The most transfixing moment in Beats, Rhymes & Life: The Travels of A Tribe Called Quest, Michael Rapaport’s documentary about the epochal early-’90s hip-hop group, comes in a single shot toward the end. On the left side of the frame is Q-Tip: tall, broad-shouldered, wolfishly handsome. On the right is Phife Dawg: bug-eyed, built like Humpty Dumpty, “height of Mugsy Bogues, complexion of a hockey puck,” as he once succinctly rapped. Up to this point, the two rappers have spent much of the film complaining about each other behind each other’s backs—turning to the camera in separate interviews to air gripes and grievances born long ago. But here they are in a cautious détente at a Manhattan studio, practicing for a one-off reunion show. As their music plays, the pair break into a hypnotically odd synchronized dance, bopping and kicking, arms undulating in time as though borne aloft by the same current. “Like this,” Q-Tip says, and Phife, glancing over at him, follows. The camera remains still and at a distance, loath to break the spell.
The sight of these physically mismatched men dancing is inherently comical, but there’s also something deeply touching about it: These are two lifelong friends, putting their festering resentments on hold and swaying, goofily, as one. Like Anvil!, Sacha Gervasi’s 2008 documentary about two lovable, bickering metalheads, Beats, Rhymes & Life is a music documentary with a buddy-movie heart. A Tribe Called Quest, which formed in Queens in 1988, is rounded out by the DJ and producer Ali Shaheed Muhammad and Jarobi White (whose role, beyond spiritual mascot, has always been unclear and remains so here), but in this film Muhammad and White are innocent bystanders to the main event, which is the love-hate relationship between the guys on the mics.

▶ [Your objective] Please pick up the review of the A Tribe Called Quest documentary after its final sentence and keep writing it.

▶ [Data supplied]
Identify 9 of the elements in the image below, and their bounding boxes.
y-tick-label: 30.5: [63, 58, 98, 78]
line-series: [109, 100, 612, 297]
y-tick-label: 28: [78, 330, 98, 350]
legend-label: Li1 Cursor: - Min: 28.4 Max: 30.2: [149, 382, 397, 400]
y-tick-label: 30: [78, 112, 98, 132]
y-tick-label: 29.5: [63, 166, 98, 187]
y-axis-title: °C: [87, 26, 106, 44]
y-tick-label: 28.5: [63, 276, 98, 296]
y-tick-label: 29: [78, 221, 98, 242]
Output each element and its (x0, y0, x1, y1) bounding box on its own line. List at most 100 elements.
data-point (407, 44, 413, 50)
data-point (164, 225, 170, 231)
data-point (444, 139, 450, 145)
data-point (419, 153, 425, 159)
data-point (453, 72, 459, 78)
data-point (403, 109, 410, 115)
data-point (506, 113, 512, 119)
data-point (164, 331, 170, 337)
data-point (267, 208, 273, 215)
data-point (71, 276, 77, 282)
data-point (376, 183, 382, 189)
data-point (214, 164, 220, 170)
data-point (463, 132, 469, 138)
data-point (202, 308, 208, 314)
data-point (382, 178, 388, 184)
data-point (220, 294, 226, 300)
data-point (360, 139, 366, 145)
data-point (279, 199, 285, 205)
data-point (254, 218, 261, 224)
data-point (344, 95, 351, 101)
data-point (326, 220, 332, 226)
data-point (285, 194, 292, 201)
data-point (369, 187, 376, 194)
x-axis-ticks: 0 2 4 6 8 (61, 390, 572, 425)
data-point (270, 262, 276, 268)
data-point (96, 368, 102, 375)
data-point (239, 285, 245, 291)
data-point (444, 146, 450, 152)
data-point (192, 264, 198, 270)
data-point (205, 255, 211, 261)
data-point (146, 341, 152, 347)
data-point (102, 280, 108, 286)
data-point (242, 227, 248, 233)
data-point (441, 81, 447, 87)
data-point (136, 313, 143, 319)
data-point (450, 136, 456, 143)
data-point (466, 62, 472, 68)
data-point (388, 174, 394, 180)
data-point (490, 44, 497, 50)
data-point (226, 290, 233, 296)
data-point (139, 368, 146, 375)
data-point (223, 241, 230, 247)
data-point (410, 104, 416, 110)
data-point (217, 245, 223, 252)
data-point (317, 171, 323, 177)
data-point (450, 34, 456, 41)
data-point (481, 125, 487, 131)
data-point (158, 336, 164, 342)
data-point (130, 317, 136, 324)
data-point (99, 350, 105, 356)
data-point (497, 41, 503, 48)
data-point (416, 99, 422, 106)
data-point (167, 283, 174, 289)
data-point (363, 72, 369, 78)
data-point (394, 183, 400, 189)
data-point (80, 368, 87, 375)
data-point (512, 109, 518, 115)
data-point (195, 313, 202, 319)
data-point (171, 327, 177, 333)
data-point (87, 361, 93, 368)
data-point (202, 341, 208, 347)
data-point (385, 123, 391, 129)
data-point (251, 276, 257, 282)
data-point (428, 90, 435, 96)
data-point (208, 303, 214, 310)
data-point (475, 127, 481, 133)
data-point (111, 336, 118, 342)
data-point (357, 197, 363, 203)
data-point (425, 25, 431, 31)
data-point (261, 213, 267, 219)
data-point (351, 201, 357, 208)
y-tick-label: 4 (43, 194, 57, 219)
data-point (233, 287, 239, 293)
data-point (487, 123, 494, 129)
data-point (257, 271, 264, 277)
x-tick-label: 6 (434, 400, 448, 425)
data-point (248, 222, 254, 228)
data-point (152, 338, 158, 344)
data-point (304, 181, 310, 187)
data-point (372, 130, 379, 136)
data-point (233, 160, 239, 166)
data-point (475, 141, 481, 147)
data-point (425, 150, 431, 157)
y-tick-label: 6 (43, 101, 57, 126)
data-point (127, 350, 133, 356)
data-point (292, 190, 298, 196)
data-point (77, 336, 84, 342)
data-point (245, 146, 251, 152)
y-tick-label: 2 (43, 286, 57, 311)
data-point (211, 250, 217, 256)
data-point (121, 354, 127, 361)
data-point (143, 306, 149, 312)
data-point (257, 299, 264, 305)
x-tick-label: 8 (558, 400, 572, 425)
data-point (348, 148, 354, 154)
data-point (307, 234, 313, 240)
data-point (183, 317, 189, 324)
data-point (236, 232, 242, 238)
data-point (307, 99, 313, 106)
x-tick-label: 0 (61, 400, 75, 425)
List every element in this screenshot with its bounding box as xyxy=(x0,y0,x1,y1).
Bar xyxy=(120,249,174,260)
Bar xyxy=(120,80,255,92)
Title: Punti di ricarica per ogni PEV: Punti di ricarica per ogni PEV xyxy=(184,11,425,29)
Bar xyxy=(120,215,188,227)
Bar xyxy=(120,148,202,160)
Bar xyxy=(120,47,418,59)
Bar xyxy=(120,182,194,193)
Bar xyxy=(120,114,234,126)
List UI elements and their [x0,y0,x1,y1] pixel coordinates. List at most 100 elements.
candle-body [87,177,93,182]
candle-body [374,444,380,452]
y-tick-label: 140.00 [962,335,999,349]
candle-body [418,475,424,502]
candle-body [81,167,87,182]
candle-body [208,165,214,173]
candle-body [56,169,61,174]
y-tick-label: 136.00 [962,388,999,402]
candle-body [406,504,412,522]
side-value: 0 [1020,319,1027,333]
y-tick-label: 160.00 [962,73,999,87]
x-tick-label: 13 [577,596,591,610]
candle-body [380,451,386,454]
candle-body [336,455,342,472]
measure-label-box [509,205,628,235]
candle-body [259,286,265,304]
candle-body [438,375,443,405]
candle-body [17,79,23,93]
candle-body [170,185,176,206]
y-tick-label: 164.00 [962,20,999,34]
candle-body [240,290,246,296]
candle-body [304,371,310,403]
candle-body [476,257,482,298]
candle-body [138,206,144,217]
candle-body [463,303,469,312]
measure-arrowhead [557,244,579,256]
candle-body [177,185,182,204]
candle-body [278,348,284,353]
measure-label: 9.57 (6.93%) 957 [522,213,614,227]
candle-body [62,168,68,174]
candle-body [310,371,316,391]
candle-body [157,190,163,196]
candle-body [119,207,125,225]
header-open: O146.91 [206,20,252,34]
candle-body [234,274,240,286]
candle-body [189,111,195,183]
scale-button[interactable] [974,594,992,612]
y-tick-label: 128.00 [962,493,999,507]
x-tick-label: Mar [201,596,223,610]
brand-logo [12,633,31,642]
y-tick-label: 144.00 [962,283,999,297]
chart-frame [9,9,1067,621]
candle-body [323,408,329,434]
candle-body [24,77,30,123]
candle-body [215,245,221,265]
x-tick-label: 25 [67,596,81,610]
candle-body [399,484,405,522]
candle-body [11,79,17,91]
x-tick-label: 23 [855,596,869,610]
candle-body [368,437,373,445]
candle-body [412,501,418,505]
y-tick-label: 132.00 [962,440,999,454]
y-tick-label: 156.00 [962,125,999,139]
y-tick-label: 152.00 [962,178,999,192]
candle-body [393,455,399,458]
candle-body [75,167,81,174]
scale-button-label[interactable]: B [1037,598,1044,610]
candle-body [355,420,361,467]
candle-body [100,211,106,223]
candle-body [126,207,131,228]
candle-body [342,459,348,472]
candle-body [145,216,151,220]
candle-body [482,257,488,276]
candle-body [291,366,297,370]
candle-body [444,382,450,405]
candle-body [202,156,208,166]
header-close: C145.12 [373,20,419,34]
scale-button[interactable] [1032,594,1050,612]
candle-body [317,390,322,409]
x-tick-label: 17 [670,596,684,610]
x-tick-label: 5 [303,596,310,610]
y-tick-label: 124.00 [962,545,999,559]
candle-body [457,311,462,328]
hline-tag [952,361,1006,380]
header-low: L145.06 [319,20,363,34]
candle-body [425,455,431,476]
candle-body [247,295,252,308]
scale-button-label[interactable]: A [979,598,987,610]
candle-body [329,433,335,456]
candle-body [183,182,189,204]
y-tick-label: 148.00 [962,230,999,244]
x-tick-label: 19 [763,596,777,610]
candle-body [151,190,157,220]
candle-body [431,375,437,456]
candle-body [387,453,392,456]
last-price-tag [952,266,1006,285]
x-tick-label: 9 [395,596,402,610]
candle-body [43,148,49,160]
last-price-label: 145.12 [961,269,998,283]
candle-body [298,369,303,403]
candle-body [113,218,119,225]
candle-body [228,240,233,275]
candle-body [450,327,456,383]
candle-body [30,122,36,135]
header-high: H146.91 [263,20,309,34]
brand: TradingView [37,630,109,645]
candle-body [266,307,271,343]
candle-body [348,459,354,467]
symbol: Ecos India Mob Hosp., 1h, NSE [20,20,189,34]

▶ [Output below]
A Tribe Called Quest’s last album came out in 1998 and its last album truly worth buying came out in 1993, and yet Beats, Rhymes & Life, which traces the group’s breakout success and slow fade into stagnation and acrimony, enjoys fairly serendipitous timing. Tribe’s music has never gone out of style, exactly; it’s too vibrant and sturdily assembled, and the rhymes unfold with a conversational esprit that’s proven evergreen. But the black-boho aesthetic that the group exemplified—no-frills jazz loops over hard-hitting snares, lighthearted rhymes, a killer wardrobe of “Stay Black” baseball caps and day-glo kente cloth—has begun a nostalgia-driven return to vogue in hip-hop after the long dominance of gruffer, tougher styles.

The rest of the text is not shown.